#### Records for this task
------------------------------------

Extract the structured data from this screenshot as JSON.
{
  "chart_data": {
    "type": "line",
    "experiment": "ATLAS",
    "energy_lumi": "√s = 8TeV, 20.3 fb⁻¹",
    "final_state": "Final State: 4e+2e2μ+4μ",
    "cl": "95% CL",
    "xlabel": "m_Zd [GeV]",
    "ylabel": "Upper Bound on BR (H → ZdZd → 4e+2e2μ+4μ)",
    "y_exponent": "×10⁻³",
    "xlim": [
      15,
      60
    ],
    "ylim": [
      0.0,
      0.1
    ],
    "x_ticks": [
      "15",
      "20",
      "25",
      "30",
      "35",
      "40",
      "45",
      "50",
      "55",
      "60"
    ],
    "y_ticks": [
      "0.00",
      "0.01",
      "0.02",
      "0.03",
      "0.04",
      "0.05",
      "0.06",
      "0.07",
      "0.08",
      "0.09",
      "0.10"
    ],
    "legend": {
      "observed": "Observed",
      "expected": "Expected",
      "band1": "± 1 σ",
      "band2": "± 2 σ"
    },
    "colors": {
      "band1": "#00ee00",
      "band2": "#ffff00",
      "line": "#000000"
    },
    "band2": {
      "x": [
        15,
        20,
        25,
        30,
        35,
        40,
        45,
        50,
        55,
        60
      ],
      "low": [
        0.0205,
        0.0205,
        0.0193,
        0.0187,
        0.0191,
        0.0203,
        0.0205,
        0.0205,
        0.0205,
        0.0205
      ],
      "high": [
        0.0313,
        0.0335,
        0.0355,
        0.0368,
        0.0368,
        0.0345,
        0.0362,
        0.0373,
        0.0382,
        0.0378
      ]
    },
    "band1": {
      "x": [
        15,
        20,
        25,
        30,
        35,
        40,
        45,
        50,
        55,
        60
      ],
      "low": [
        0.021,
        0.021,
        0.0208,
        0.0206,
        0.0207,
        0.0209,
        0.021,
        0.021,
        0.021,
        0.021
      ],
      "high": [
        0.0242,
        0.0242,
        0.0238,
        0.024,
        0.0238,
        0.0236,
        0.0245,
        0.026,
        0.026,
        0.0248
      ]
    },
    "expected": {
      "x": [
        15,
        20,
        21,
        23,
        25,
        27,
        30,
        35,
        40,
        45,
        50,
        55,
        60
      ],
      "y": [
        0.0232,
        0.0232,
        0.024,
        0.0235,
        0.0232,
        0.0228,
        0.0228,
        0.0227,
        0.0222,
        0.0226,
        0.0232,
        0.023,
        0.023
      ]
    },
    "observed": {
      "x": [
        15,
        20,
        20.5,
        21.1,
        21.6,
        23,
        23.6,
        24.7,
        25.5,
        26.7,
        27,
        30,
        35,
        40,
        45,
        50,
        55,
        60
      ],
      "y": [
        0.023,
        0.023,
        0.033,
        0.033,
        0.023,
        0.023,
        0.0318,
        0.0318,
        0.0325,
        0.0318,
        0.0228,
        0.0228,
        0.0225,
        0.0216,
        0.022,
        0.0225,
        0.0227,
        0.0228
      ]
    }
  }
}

------------------------------------

#### Aim
Transcribe the material above word for word.

#### Correct response
Extract the structured data from this screenshot as JSON.
{
  "chart_data": {
    "type": "line",
    "experiment": "ATLAS",
    "energy_lumi": "√s = 8TeV, 20.3 fb⁻¹",
    "final_state": "Final State: 4e+2e2μ+4μ",
    "cl": "95% CL",
    "xlabel": "m_Zd [GeV]",
    "ylabel": "Upper Bound on BR (H → ZdZd → 4e+2e2μ+4μ)",
    "y_exponent": "×10⁻³",
    "xlim": [
      15,
      60
    ],
    "ylim": [
      0.0,
      0.1
    ],
    "x_ticks": [
      "15",
      "20",
      "25",
      "30",
      "35",
      "40",
      "45",
      "50",
      "55",
      "60"
    ],
    "y_ticks": [
      "0.00",
      "0.01",
      "0.02",
      "0.03",
      "0.04",
      "0.05",
      "0.06",
      "0.07",
      "0.08",
      "0.09",
      "0.10"
    ],
    "legend": {
      "observed": "Observed",
      "expected": "Expected",
      "band1": "± 1 σ",
      "band2": "± 2 σ"
    },
    "colors": {
      "band1": "#00ee00",
      "band2": "#ffff00",
      "line": "#000000"
    },
    "band2": {
      "x": [
        15,
        20,
        25,
        30,
        35,
        40,
        45,
        50,
        55,
        60
      ],
      "low": [
        0.0205,
        0.0205,
        0.0193,
        0.0187,
        0.0191,
        0.0203,
        0.0205,
        0.0205,
        0.0205,
        0.0205
      ],
      "high": [
        0.0313,
        0.0335,
        0.0355,
        0.0368,
        0.0368,
        0.0345,
        0.0362,
        0.0373,
        0.0382,
        0.0378
      ]
    },
    "band1": {
      "x": [
        15,
        20,
        25,
        30,
        35,
        40,
        45,
        50,
        55,
        60
      ],
      "low": [
        0.021,
        0.021,
        0.0208,
        0.0206,
        0.0207,
        0.0209,
        0.021,
        0.021,
        0.021,
        0.021
      ],
      "high": [
        0.0242,
        0.0242,
        0.0238,
        0.024,
        0.0238,
        0.0236,
        0.0245,
        0.026,
        0.026,
        0.0248
      ]
    },
    "expected": {
      "x": [
        15,
        20,
        21,
        23,
        25,
        27,
        30,
        35,
        40,
        45,
        50,
        55,
        60
      ],
      "y": [
        0.0232,
        0.0232,
        0.024,
        0.0235,
        0.0232,
        0.0228,
        0.0228,
        0.0227,
        0.0222,
        0.0226,
        0.0232,
        0.023,
        0.023
      ]
    },
    "observed": {
      "x": [
        15,
        20,
        20.5,
        21.1,
        21.6,
        23,
        23.6,
        24.7,
        25.5,
        26.7,
        27,
        30,
        35,
        40,
        45,
        50,
        55,
        60
      ],
      "y": [
        0.023,
        0.023,
        0.033,
        0.033,
        0.023,
        0.023,
        0.0318,
        0.0318,
        0.0325,
        0.0318,
        0.0228,
        0.0228,
        0.0225,
        0.0216,
        0.022,
        0.0225,
        0.0227,
        0.0228
      ]
    }
  }
}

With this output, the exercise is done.